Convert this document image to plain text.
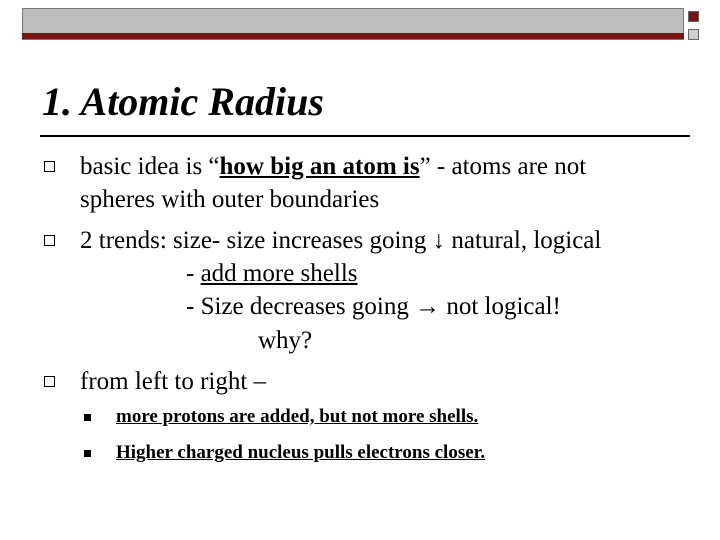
1. Atomic Radius
basic idea is “how big an atom is” - atoms are not
spheres with outer boundaries
2 trends: size- size increases going ↓ natural, logical
- add more shells
- Size decreases going → not logical!
why?
from left to right –
more protons are added, but not more shells.
Higher charged nucleus pulls electrons closer.
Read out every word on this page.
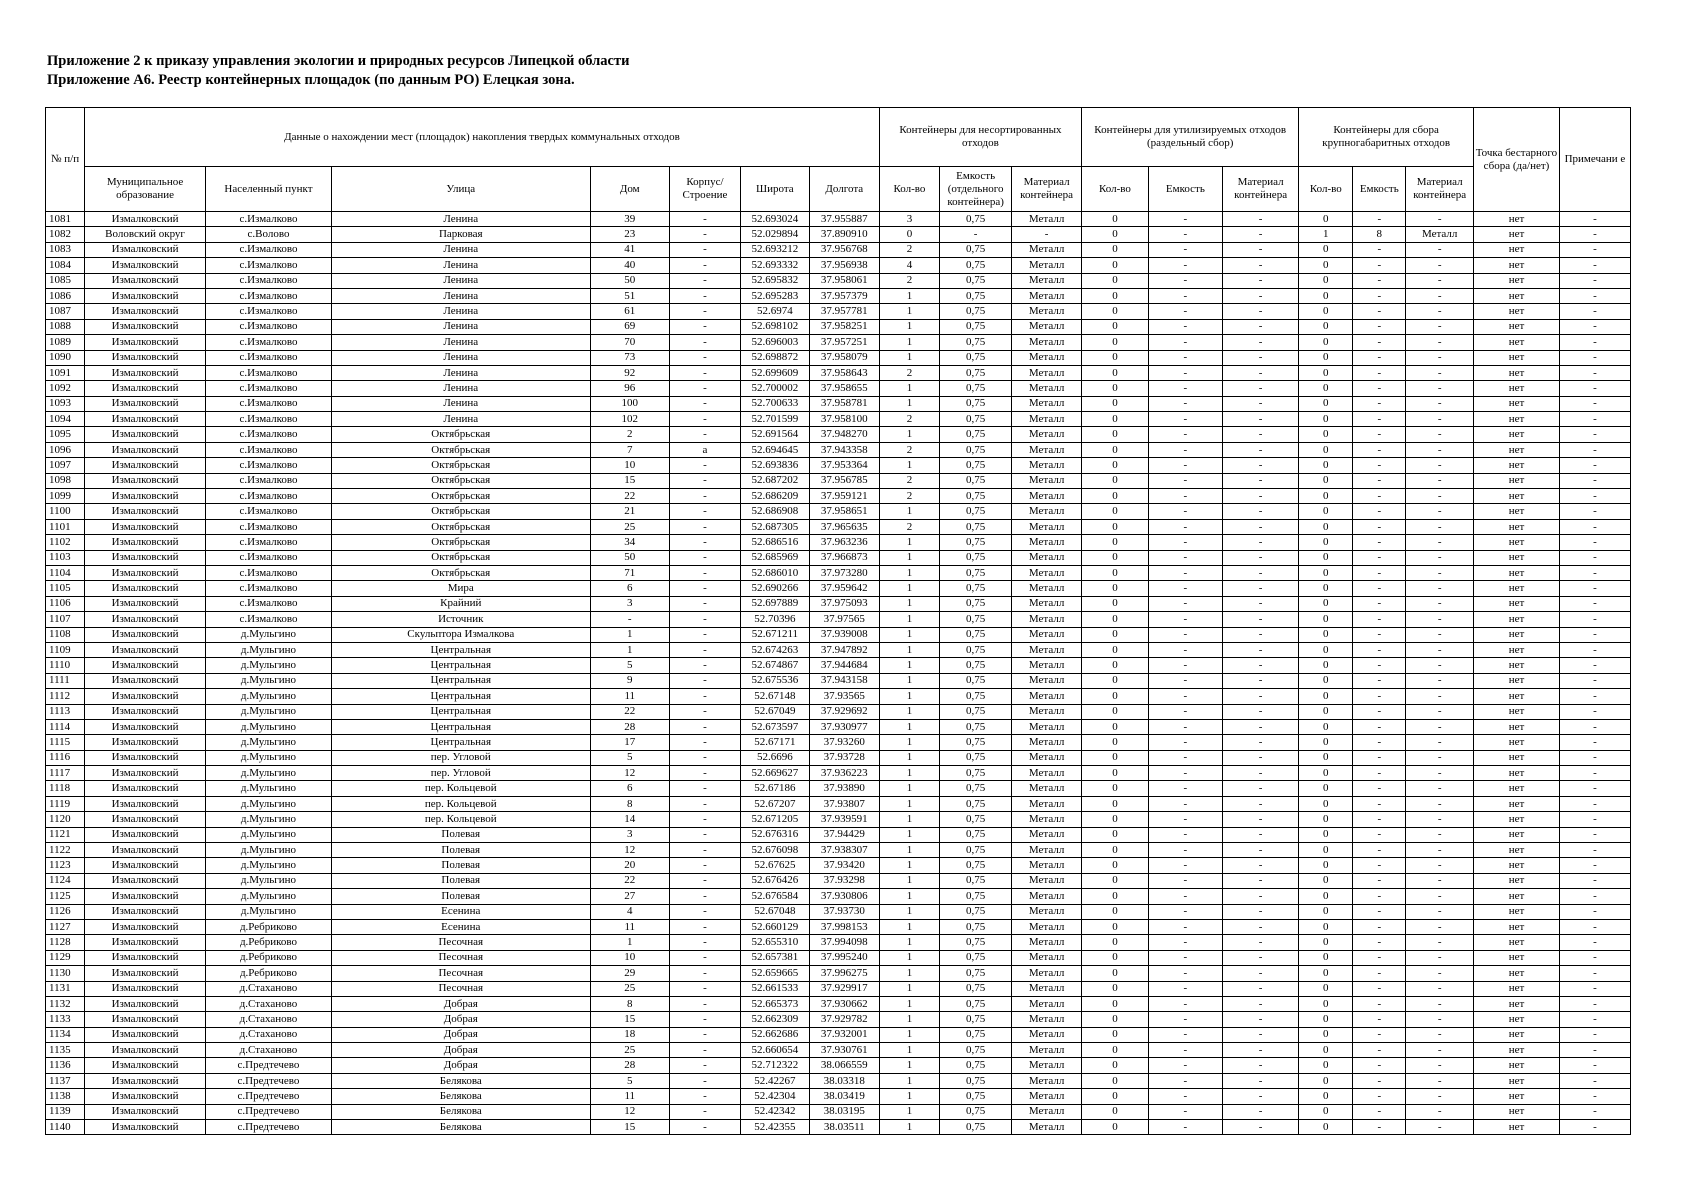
Приложение 2 к приказу управления экологии и природных ресурсов Липецкой области
Приложение А6. Реестр контейнерных площадок (по данным РО) Елецкая зона.
№ п/п	Данные о нахождении мест (площадок) накопления твердых коммунальных отходов							Контейнеры для несортированных отходов			Контейнеры для утилизируемых отходов (раздельный сбор)			Контейнеры для сбора крупногабаритных отходов			Точка бестарного сбора (да/нет)	Примечани е
	Муниципальное образование	Населенный пункт	Улица	Дом	Корпус/ Строение	Широта	Долгота	Кол-во	Емкость (отдельного контейнера)	Материал контейнера	Кол-во	Емкость	Материал контейнера	Кол-во	Емкость	Материал контейнера		
1081	Измалковский	с.Измалково	Ленина	39	-	52.693024	37.955887	3	0,75	Металл	0	-	-	0	-	-	нет	-
1082	Воловский округ	с.Волово	Парковая	23	-	52.029894	37.890910	0	-	-	0	-	-	1	8	Металл	нет	-
1083	Измалковский	с.Измалково	Ленина	41	-	52.693212	37.956768	2	0,75	Металл	0	-	-	0	-	-	нет	-
1084	Измалковский	с.Измалково	Ленина	40	-	52.693332	37.956938	4	0,75	Металл	0	-	-	0	-	-	нет	-
1085	Измалковский	с.Измалково	Ленина	50	-	52.695832	37.958061	2	0,75	Металл	0	-	-	0	-	-	нет	-
1086	Измалковский	с.Измалково	Ленина	51	-	52.695283	37.957379	1	0,75	Металл	0	-	-	0	-	-	нет	-
1087	Измалковский	с.Измалково	Ленина	61	-	52.6974	37.957781	1	0,75	Металл	0	-	-	0	-	-	нет	-
1088	Измалковский	с.Измалково	Ленина	69	-	52.698102	37.958251	1	0,75	Металл	0	-	-	0	-	-	нет	-
1089	Измалковский	с.Измалково	Ленина	70	-	52.696003	37.957251	1	0,75	Металл	0	-	-	0	-	-	нет	-
1090	Измалковский	с.Измалково	Ленина	73	-	52.698872	37.958079	1	0,75	Металл	0	-	-	0	-	-	нет	-
1091	Измалковский	с.Измалково	Ленина	92	-	52.699609	37.958643	2	0,75	Металл	0	-	-	0	-	-	нет	-
1092	Измалковский	с.Измалково	Ленина	96	-	52.700002	37.958655	1	0,75	Металл	0	-	-	0	-	-	нет	-
1093	Измалковский	с.Измалково	Ленина	100	-	52.700633	37.958781	1	0,75	Металл	0	-	-	0	-	-	нет	-
1094	Измалковский	с.Измалково	Ленина	102	-	52.701599	37.958100	2	0,75	Металл	0	-	-	0	-	-	нет	-
1095	Измалковский	с.Измалково	Октябрьская	2	-	52.691564	37.948270	1	0,75	Металл	0	-	-	0	-	-	нет	-
1096	Измалковский	с.Измалково	Октябрьская	7	а	52.694645	37.943358	2	0,75	Металл	0	-	-	0	-	-	нет	-
1097	Измалковский	с.Измалково	Октябрьская	10	-	52.693836	37.953364	1	0,75	Металл	0	-	-	0	-	-	нет	-
1098	Измалковский	с.Измалково	Октябрьская	15	-	52.687202	37.956785	2	0,75	Металл	0	-	-	0	-	-	нет	-
1099	Измалковский	с.Измалково	Октябрьская	22	-	52.686209	37.959121	2	0,75	Металл	0	-	-	0	-	-	нет	-
1100	Измалковский	с.Измалково	Октябрьская	21	-	52.686908	37.958651	1	0,75	Металл	0	-	-	0	-	-	нет	-
1101	Измалковский	с.Измалково	Октябрьская	25	-	52.687305	37.965635	2	0,75	Металл	0	-	-	0	-	-	нет	-
1102	Измалковский	с.Измалково	Октябрьская	34	-	52.686516	37.963236	1	0,75	Металл	0	-	-	0	-	-	нет	-
1103	Измалковский	с.Измалково	Октябрьская	50	-	52.685969	37.966873	1	0,75	Металл	0	-	-	0	-	-	нет	-
1104	Измалковский	с.Измалково	Октябрьская	71	-	52.686010	37.973280	1	0,75	Металл	0	-	-	0	-	-	нет	-
1105	Измалковский	с.Измалково	Мира	6	-	52.690266	37.959642	1	0,75	Металл	0	-	-	0	-	-	нет	-
1106	Измалковский	с.Измалково	Крайний	3	-	52.697889	37.975093	1	0,75	Металл	0	-	-	0	-	-	нет	-
1107	Измалковский	с.Измалково	Источник	-	-	52.70396	37.97565	1	0,75	Металл	0	-	-	0	-	-	нет	-
1108	Измалковский	д.Мульгино	Скульптора Измалкова	1	-	52.671211	37.939008	1	0,75	Металл	0	-	-	0	-	-	нет	-
1109	Измалковский	д.Мульгино	Центральная	1	-	52.674263	37.947892	1	0,75	Металл	0	-	-	0	-	-	нет	-
1110	Измалковский	д.Мульгино	Центральная	5	-	52.674867	37.944684	1	0,75	Металл	0	-	-	0	-	-	нет	-
1111	Измалковский	д.Мульгино	Центральная	9	-	52.675536	37.943158	1	0,75	Металл	0	-	-	0	-	-	нет	-
1112	Измалковский	д.Мульгино	Центральная	11	-	52.67148	37.93565	1	0,75	Металл	0	-	-	0	-	-	нет	-
1113	Измалковский	д.Мульгино	Центральная	22	-	52.67049	37.929692	1	0,75	Металл	0	-	-	0	-	-	нет	-
1114	Измалковский	д.Мульгино	Центральная	28	-	52.673597	37.930977	1	0,75	Металл	0	-	-	0	-	-	нет	-
1115	Измалковский	д.Мульгино	Центральная	17	-	52.67171	37.93260	1	0,75	Металл	0	-	-	0	-	-	нет	-
1116	Измалковский	д.Мульгино	пер. Угловой	5	-	52.6696	37.93728	1	0,75	Металл	0	-	-	0	-	-	нет	-
1117	Измалковский	д.Мульгино	пер. Угловой	12	-	52.669627	37.936223	1	0,75	Металл	0	-	-	0	-	-	нет	-
1118	Измалковский	д.Мульгино	пер. Кольцевой	6	-	52.67186	37.93890	1	0,75	Металл	0	-	-	0	-	-	нет	-
1119	Измалковский	д.Мульгино	пер. Кольцевой	8	-	52.67207	37.93807	1	0,75	Металл	0	-	-	0	-	-	нет	-
1120	Измалковский	д.Мульгино	пер. Кольцевой	14	-	52.671205	37.939591	1	0,75	Металл	0	-	-	0	-	-	нет	-
1121	Измалковский	д.Мульгино	Полевая	3	-	52.676316	37.94429	1	0,75	Металл	0	-	-	0	-	-	нет	-
1122	Измалковский	д.Мульгино	Полевая	12	-	52.676098	37.938307	1	0,75	Металл	0	-	-	0	-	-	нет	-
1123	Измалковский	д.Мульгино	Полевая	20	-	52.67625	37.93420	1	0,75	Металл	0	-	-	0	-	-	нет	-
1124	Измалковский	д.Мульгино	Полевая	22	-	52.676426	37.93298	1	0,75	Металл	0	-	-	0	-	-	нет	-
1125	Измалковский	д.Мульгино	Полевая	27	-	52.676584	37.930806	1	0,75	Металл	0	-	-	0	-	-	нет	-
1126	Измалковский	д.Мульгино	Есенина	4	-	52.67048	37.93730	1	0,75	Металл	0	-	-	0	-	-	нет	-
1127	Измалковский	д.Ребриково	Есенина	11	-	52.660129	37.998153	1	0,75	Металл	0	-	-	0	-	-	нет	-
1128	Измалковский	д.Ребриково	Песочная	1	-	52.655310	37.994098	1	0,75	Металл	0	-	-	0	-	-	нет	-
1129	Измалковский	д.Ребриково	Песочная	10	-	52.657381	37.995240	1	0,75	Металл	0	-	-	0	-	-	нет	-
1130	Измалковский	д.Ребриково	Песочная	29	-	52.659665	37.996275	1	0,75	Металл	0	-	-	0	-	-	нет	-
1131	Измалковский	д.Стаханово	Песочная	25	-	52.661533	37.929917	1	0,75	Металл	0	-	-	0	-	-	нет	-
1132	Измалковский	д.Стаханово	Добрая	8	-	52.665373	37.930662	1	0,75	Металл	0	-	-	0	-	-	нет	-
1133	Измалковский	д.Стаханово	Добрая	15	-	52.662309	37.929782	1	0,75	Металл	0	-	-	0	-	-	нет	-
1134	Измалковский	д.Стаханово	Добрая	18	-	52.662686	37.932001	1	0,75	Металл	0	-	-	0	-	-	нет	-
1135	Измалковский	д.Стаханово	Добрая	25	-	52.660654	37.930761	1	0,75	Металл	0	-	-	0	-	-	нет	-
1136	Измалковский	с.Предтечево	Добрая	28	-	52.712322	38.066559	1	0,75	Металл	0	-	-	0	-	-	нет	-
1137	Измалковский	с.Предтечево	Белякова	5	-	52.42267	38.03318	1	0,75	Металл	0	-	-	0	-	-	нет	-
1138	Измалковский	с.Предтечево	Белякова	11	-	52.42304	38.03419	1	0,75	Металл	0	-	-	0	-	-	нет	-
1139	Измалковский	с.Предтечево	Белякова	12	-	52.42342	38.03195	1	0,75	Металл	0	-	-	0	-	-	нет	-
1140	Измалковский	с.Предтечево	Белякова	15	-	52.42355	38.03511	1	0,75	Металл	0	-	-	0	-	-	нет	-
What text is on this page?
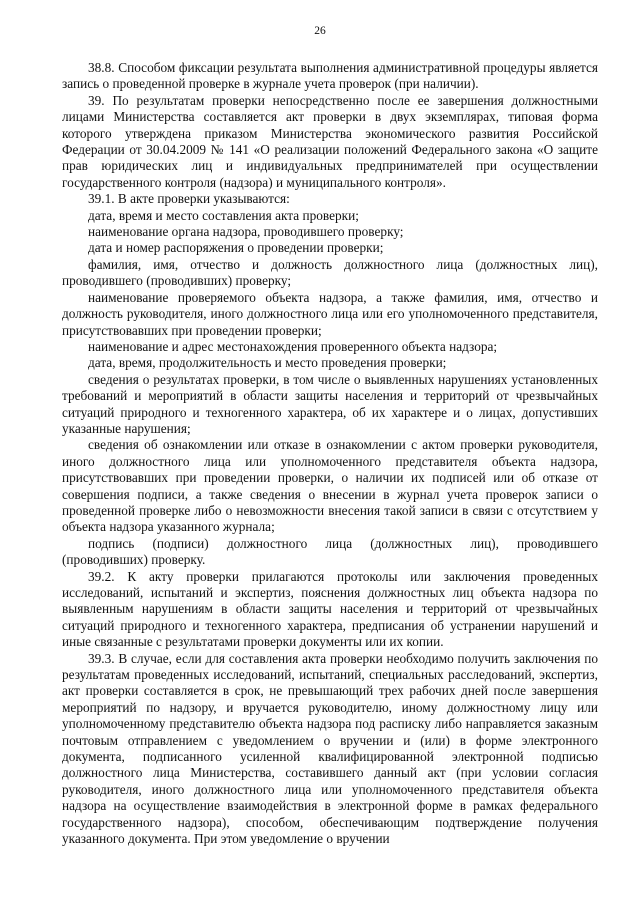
26

38.8. Способом фиксации результата выполнения административной процедуры является запись о проведенной проверке в журнале учета проверок (при наличии).

39. По результатам проверки непосредственно после ее завершения должностными лицами Министерства составляется акт проверки в двух экземплярах, типовая форма которого утверждена приказом Министерства экономического развития Российской Федерации от 30.04.2009 № 141 «О реализации положений Федерального закона «О защите прав юридических лиц и индивидуальных предпринимателей при осуществлении государственного контроля (надзора) и муниципального контроля».

39.1. В акте проверки указываются:

дата, время и место составления акта проверки;

наименование органа надзора, проводившего проверку;

дата и номер распоряжения о проведении проверки;

фамилия, имя, отчество и должность должностного лица (должностных лиц), проводившего (проводивших) проверку;

наименование проверяемого объекта надзора, а также фамилия, имя, отчество и должность руководителя, иного должностного лица или его уполномоченного представителя, присутствовавших при проведении проверки;

наименование и адрес местонахождения проверенного объекта надзора;

дата, время, продолжительность и место проведения проверки;

сведения о результатах проверки, в том числе о выявленных нарушениях установленных требований и мероприятий в области защиты населения и территорий от чрезвычайных ситуаций природного и техногенного характера, об их характере и о лицах, допустивших указанные нарушения;

сведения об ознакомлении или отказе в ознакомлении с актом проверки руководителя, иного должностного лица или уполномоченного представителя объекта надзора, присутствовавших при проведении проверки, о наличии их подписей или об отказе от совершения подписи, а также сведения о внесении в журнал учета проверок записи о проведенной проверке либо о невозможности внесения такой записи в связи с отсутствием у объекта надзора указанного журнала;

подпись (подписи) должностного лица (должностных лиц), проводившего (проводивших) проверку.

39.2. К акту проверки прилагаются протоколы или заключения проведенных исследований, испытаний и экспертиз, пояснения должностных лиц объекта надзора по выявленным нарушениям в области защиты населения и территорий от чрезвычайных ситуаций природного и техногенного характера, предписания об устранении нарушений и иные связанные с результатами проверки документы или их копии.

39.3. В случае, если для составления акта проверки необходимо получить заключения по результатам проведенных исследований, испытаний, специальных расследований, экспертиз, акт проверки составляется в срок, не превышающий трех рабочих дней после завершения мероприятий по надзору, и вручается руководителю, иному должностному лицу или уполномоченному представителю объекта надзора под расписку либо направляется заказным почтовым отправлением с уведомлением о вручении и (или) в форме электронного документа, подписанного усиленной квалифицированной электронной подписью должностного лица Министерства, составившего данный акт (при условии согласия руководителя, иного должностного лица или уполномоченного представителя объекта надзора на осуществление взаимодействия в электронной форме в рамках федерального государственного надзора), способом, обеспечивающим подтверждение получения указанного документа. При этом уведомление о вручении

________________________

All lines above containing the string "this" are to be collected.

Exercise result:
Convert this document image to plain text.
Read out every word on this page.
What text is on this page?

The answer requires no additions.